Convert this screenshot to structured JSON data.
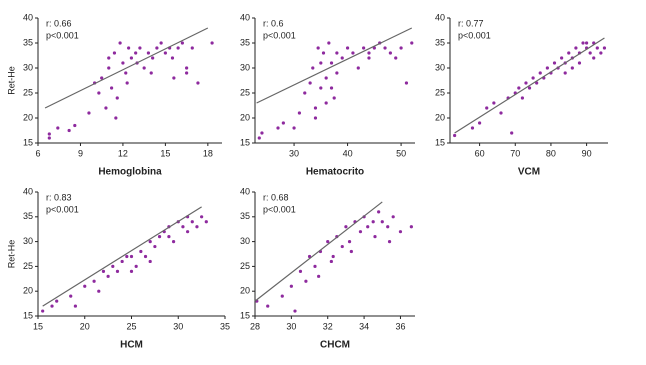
{
  "chart_data": [
    {
      "type": "scatter",
      "xlabel": "Hemoglobina",
      "ylabel": "Ret-He",
      "annotations": [
        "r: 0.66",
        "p<0.001"
      ],
      "color": "#8e2a9e",
      "x": [
        6.8,
        6.8,
        7.4,
        8.2,
        8.6,
        9.6,
        10,
        10.3,
        10.5,
        10.8,
        11,
        11.2,
        11.4,
        11.6,
        11.8,
        12,
        12.2,
        12.4,
        12.6,
        12.9,
        13.2,
        13.5,
        13.8,
        14.1,
        14.4,
        14.7,
        15,
        15.3,
        15.6,
        15.9,
        16.2,
        16.5,
        16.9,
        17.3,
        18.3,
        11,
        11.5,
        12.3,
        13,
        14,
        15.5,
        16.5
      ],
      "y": [
        16,
        16.8,
        18,
        17.5,
        18.5,
        21,
        27,
        25,
        28,
        22,
        30,
        26,
        33,
        24,
        35,
        31,
        29,
        34,
        32,
        33,
        34,
        30,
        33,
        32,
        34,
        35,
        33,
        34,
        28,
        34,
        35,
        29,
        34,
        27,
        35,
        32,
        20,
        27,
        31,
        29,
        32,
        30
      ],
      "trendline": {
        "x": [
          6.5,
          18
        ],
        "y": [
          22,
          38
        ]
      },
      "xlim": [
        6,
        19
      ],
      "ylim": [
        15,
        40
      ],
      "xticks": [
        6,
        9,
        12,
        15,
        18
      ],
      "yticks": [
        15,
        20,
        25,
        30,
        35,
        40
      ]
    },
    {
      "type": "scatter",
      "xlabel": "Hematocrito",
      "annotations": [
        "r: 0.6",
        "p<0.001"
      ],
      "color": "#8e2a9e",
      "x": [
        23.5,
        24,
        27,
        28,
        30,
        31,
        32,
        33,
        33.5,
        34,
        34.5,
        35,
        35.5,
        36,
        36.5,
        37,
        37.5,
        38,
        39,
        40,
        41,
        42,
        43,
        44,
        45,
        46,
        47,
        48,
        50,
        51,
        52,
        34,
        36,
        38,
        35,
        37,
        44,
        49
      ],
      "y": [
        16,
        17,
        18,
        19,
        18,
        21,
        25,
        27,
        30,
        22,
        34,
        26,
        33,
        28,
        35,
        31,
        24,
        33,
        32,
        34,
        33,
        30,
        34,
        33,
        34,
        35,
        34,
        33,
        34,
        27,
        35,
        20,
        23,
        29,
        31,
        26,
        32,
        32
      ],
      "trendline": {
        "x": [
          23,
          52
        ],
        "y": [
          23,
          38
        ]
      },
      "xlim": [
        22.7,
        52.6
      ],
      "ylim": [
        15,
        40
      ],
      "xticks": [
        30,
        40,
        50
      ],
      "yticks": [
        15,
        20,
        25,
        30,
        35,
        40
      ]
    },
    {
      "type": "scatter",
      "xlabel": "VCM",
      "annotations": [
        "r: 0.77",
        "p<0.001"
      ],
      "color": "#8e2a9e",
      "x": [
        53,
        58,
        60,
        62,
        64,
        66,
        68,
        69,
        70,
        71,
        72,
        73,
        74,
        75,
        76,
        77,
        78,
        79,
        80,
        81,
        82,
        83,
        84,
        85,
        86,
        87,
        88,
        89,
        90,
        91,
        92,
        93,
        94,
        95,
        86,
        88,
        90,
        84,
        92
      ],
      "y": [
        16.5,
        18,
        19,
        22,
        23,
        21,
        24,
        17,
        25,
        26,
        24,
        27,
        26,
        28,
        27,
        29,
        28,
        30,
        29,
        31,
        30,
        32,
        31,
        33,
        32,
        34,
        33,
        35,
        34,
        33,
        35,
        34,
        33,
        34,
        30,
        31,
        35,
        29,
        32
      ],
      "trendline": {
        "x": [
          53,
          95
        ],
        "y": [
          17,
          36
        ]
      },
      "xlim": [
        51.7,
        96
      ],
      "ylim": [
        15,
        40
      ],
      "xticks": [
        60,
        70,
        80,
        90
      ],
      "yticks": [
        15,
        20,
        25,
        30,
        35,
        40
      ]
    },
    {
      "type": "scatter",
      "xlabel": "HCM",
      "ylabel": "Ret-He",
      "annotations": [
        "r: 0.83",
        "p<0.001"
      ],
      "color": "#8e2a9e",
      "x": [
        15.5,
        16.5,
        17,
        18.5,
        19,
        20,
        21,
        21.5,
        22,
        22.5,
        23,
        23.5,
        24,
        24.5,
        25,
        25.5,
        26,
        26.5,
        27,
        27.5,
        28,
        28.5,
        29,
        29.5,
        30,
        30.5,
        31,
        31.5,
        32,
        32.5,
        33,
        25,
        27,
        29,
        31
      ],
      "y": [
        16,
        17,
        18,
        19,
        17,
        21,
        22,
        20,
        24,
        23,
        25,
        24,
        26,
        27,
        27,
        25,
        28,
        27,
        30,
        29,
        31,
        32,
        33,
        30,
        34,
        33,
        35,
        34,
        33,
        35,
        34,
        24,
        26,
        31,
        32
      ],
      "trendline": {
        "x": [
          15.5,
          32.5
        ],
        "y": [
          17,
          37
        ]
      },
      "xlim": [
        15,
        35
      ],
      "ylim": [
        15,
        40
      ],
      "xticks": [
        15,
        20,
        25,
        30,
        35
      ],
      "yticks": [
        15,
        20,
        25,
        30,
        35,
        40
      ]
    },
    {
      "type": "scatter",
      "xlabel": "CHCM",
      "annotations": [
        "r: 0.68",
        "p<0.001"
      ],
      "color": "#8e2a9e",
      "x": [
        28.1,
        28.7,
        29.5,
        30,
        30.5,
        30.8,
        31,
        31.3,
        31.6,
        32,
        32.2,
        32.5,
        32.8,
        33,
        33.2,
        33.5,
        33.8,
        34,
        34.2,
        34.5,
        34.8,
        35,
        35.3,
        35.6,
        36,
        36.6,
        31.5,
        32.3,
        33.3,
        34.6,
        35.4,
        30.2
      ],
      "y": [
        18,
        17,
        19,
        21,
        24,
        22,
        27,
        25,
        28,
        30,
        26,
        31,
        29,
        33,
        30,
        34,
        32,
        35,
        33,
        34,
        36,
        34,
        33,
        35,
        32,
        33,
        23,
        27,
        28,
        31,
        30,
        16
      ],
      "trendline": {
        "x": [
          28,
          35
        ],
        "y": [
          18,
          38
        ]
      },
      "xlim": [
        28,
        36.8
      ],
      "ylim": [
        15,
        40
      ],
      "xticks": [
        28,
        30,
        32,
        34,
        36
      ],
      "yticks": [
        15,
        20,
        25,
        30,
        35,
        40
      ]
    }
  ]
}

··········

■ **WHAT YOU SHOULD DO**
Retype everything in the material word for word, minus pictures.

■ **TASK OUTPUT**
Convert this screenshot to structured JSON data.
{
  "chart_data": [
    {
      "type": "scatter",
      "xlabel": "Hemoglobina",
      "ylabel": "Ret-He",
      "annotations": [
        "r: 0.66",
        "p<0.001"
      ],
      "color": "#8e2a9e",
      "x": [
        6.8,
        6.8,
        7.4,
        8.2,
        8.6,
        9.6,
        10,
        10.3,
        10.5,
        10.8,
        11,
        11.2,
        11.4,
        11.6,
        11.8,
        12,
        12.2,
        12.4,
        12.6,
        12.9,
        13.2,
        13.5,
        13.8,
        14.1,
        14.4,
        14.7,
        15,
        15.3,
        15.6,
        15.9,
        16.2,
        16.5,
        16.9,
        17.3,
        18.3,
        11,
        11.5,
        12.3,
        13,
        14,
        15.5,
        16.5
      ],
      "y": [
        16,
        16.8,
        18,
        17.5,
        18.5,
        21,
        27,
        25,
        28,
        22,
        30,
        26,
        33,
        24,
        35,
        31,
        29,
        34,
        32,
        33,
        34,
        30,
        33,
        32,
        34,
        35,
        33,
        34,
        28,
        34,
        35,
        29,
        34,
        27,
        35,
        32,
        20,
        27,
        31,
        29,
        32,
        30
      ],
      "trendline": {
        "x": [
          6.5,
          18
        ],
        "y": [
          22,
          38
        ]
      },
      "xlim": [
        6,
        19
      ],
      "ylim": [
        15,
        40
      ],
      "xticks": [
        6,
        9,
        12,
        15,
        18
      ],
      "yticks": [
        15,
        20,
        25,
        30,
        35,
        40
      ]
    },
    {
      "type": "scatter",
      "xlabel": "Hematocrito",
      "annotations": [
        "r: 0.6",
        "p<0.001"
      ],
      "color": "#8e2a9e",
      "x": [
        23.5,
        24,
        27,
        28,
        30,
        31,
        32,
        33,
        33.5,
        34,
        34.5,
        35,
        35.5,
        36,
        36.5,
        37,
        37.5,
        38,
        39,
        40,
        41,
        42,
        43,
        44,
        45,
        46,
        47,
        48,
        50,
        51,
        52,
        34,
        36,
        38,
        35,
        37,
        44,
        49
      ],
      "y": [
        16,
        17,
        18,
        19,
        18,
        21,
        25,
        27,
        30,
        22,
        34,
        26,
        33,
        28,
        35,
        31,
        24,
        33,
        32,
        34,
        33,
        30,
        34,
        33,
        34,
        35,
        34,
        33,
        34,
        27,
        35,
        20,
        23,
        29,
        31,
        26,
        32,
        32
      ],
      "trendline": {
        "x": [
          23,
          52
        ],
        "y": [
          23,
          38
        ]
      },
      "xlim": [
        22.7,
        52.6
      ],
      "ylim": [
        15,
        40
      ],
      "xticks": [
        30,
        40,
        50
      ],
      "yticks": [
        15,
        20,
        25,
        30,
        35,
        40
      ]
    },
    {
      "type": "scatter",
      "xlabel": "VCM",
      "annotations": [
        "r: 0.77",
        "p<0.001"
      ],
      "color": "#8e2a9e",
      "x": [
        53,
        58,
        60,
        62,
        64,
        66,
        68,
        69,
        70,
        71,
        72,
        73,
        74,
        75,
        76,
        77,
        78,
        79,
        80,
        81,
        82,
        83,
        84,
        85,
        86,
        87,
        88,
        89,
        90,
        91,
        92,
        93,
        94,
        95,
        86,
        88,
        90,
        84,
        92
      ],
      "y": [
        16.5,
        18,
        19,
        22,
        23,
        21,
        24,
        17,
        25,
        26,
        24,
        27,
        26,
        28,
        27,
        29,
        28,
        30,
        29,
        31,
        30,
        32,
        31,
        33,
        32,
        34,
        33,
        35,
        34,
        33,
        35,
        34,
        33,
        34,
        30,
        31,
        35,
        29,
        32
      ],
      "trendline": {
        "x": [
          53,
          95
        ],
        "y": [
          17,
          36
        ]
      },
      "xlim": [
        51.7,
        96
      ],
      "ylim": [
        15,
        40
      ],
      "xticks": [
        60,
        70,
        80,
        90
      ],
      "yticks": [
        15,
        20,
        25,
        30,
        35,
        40
      ]
    },
    {
      "type": "scatter",
      "xlabel": "HCM",
      "ylabel": "Ret-He",
      "annotations": [
        "r: 0.83",
        "p<0.001"
      ],
      "color": "#8e2a9e",
      "x": [
        15.5,
        16.5,
        17,
        18.5,
        19,
        20,
        21,
        21.5,
        22,
        22.5,
        23,
        23.5,
        24,
        24.5,
        25,
        25.5,
        26,
        26.5,
        27,
        27.5,
        28,
        28.5,
        29,
        29.5,
        30,
        30.5,
        31,
        31.5,
        32,
        32.5,
        33,
        25,
        27,
        29,
        31
      ],
      "y": [
        16,
        17,
        18,
        19,
        17,
        21,
        22,
        20,
        24,
        23,
        25,
        24,
        26,
        27,
        27,
        25,
        28,
        27,
        30,
        29,
        31,
        32,
        33,
        30,
        34,
        33,
        35,
        34,
        33,
        35,
        34,
        24,
        26,
        31,
        32
      ],
      "trendline": {
        "x": [
          15.5,
          32.5
        ],
        "y": [
          17,
          37
        ]
      },
      "xlim": [
        15,
        35
      ],
      "ylim": [
        15,
        40
      ],
      "xticks": [
        15,
        20,
        25,
        30,
        35
      ],
      "yticks": [
        15,
        20,
        25,
        30,
        35,
        40
      ]
    },
    {
      "type": "scatter",
      "xlabel": "CHCM",
      "annotations": [
        "r: 0.68",
        "p<0.001"
      ],
      "color": "#8e2a9e",
      "x": [
        28.1,
        28.7,
        29.5,
        30,
        30.5,
        30.8,
        31,
        31.3,
        31.6,
        32,
        32.2,
        32.5,
        32.8,
        33,
        33.2,
        33.5,
        33.8,
        34,
        34.2,
        34.5,
        34.8,
        35,
        35.3,
        35.6,
        36,
        36.6,
        31.5,
        32.3,
        33.3,
        34.6,
        35.4,
        30.2
      ],
      "y": [
        18,
        17,
        19,
        21,
        24,
        22,
        27,
        25,
        28,
        30,
        26,
        31,
        29,
        33,
        30,
        34,
        32,
        35,
        33,
        34,
        36,
        34,
        33,
        35,
        32,
        33,
        23,
        27,
        28,
        31,
        30,
        16
      ],
      "trendline": {
        "x": [
          28,
          35
        ],
        "y": [
          18,
          38
        ]
      },
      "xlim": [
        28,
        36.8
      ],
      "ylim": [
        15,
        40
      ],
      "xticks": [
        28,
        30,
        32,
        34,
        36
      ],
      "yticks": [
        15,
        20,
        25,
        30,
        35,
        40
      ]
    }
  ]
}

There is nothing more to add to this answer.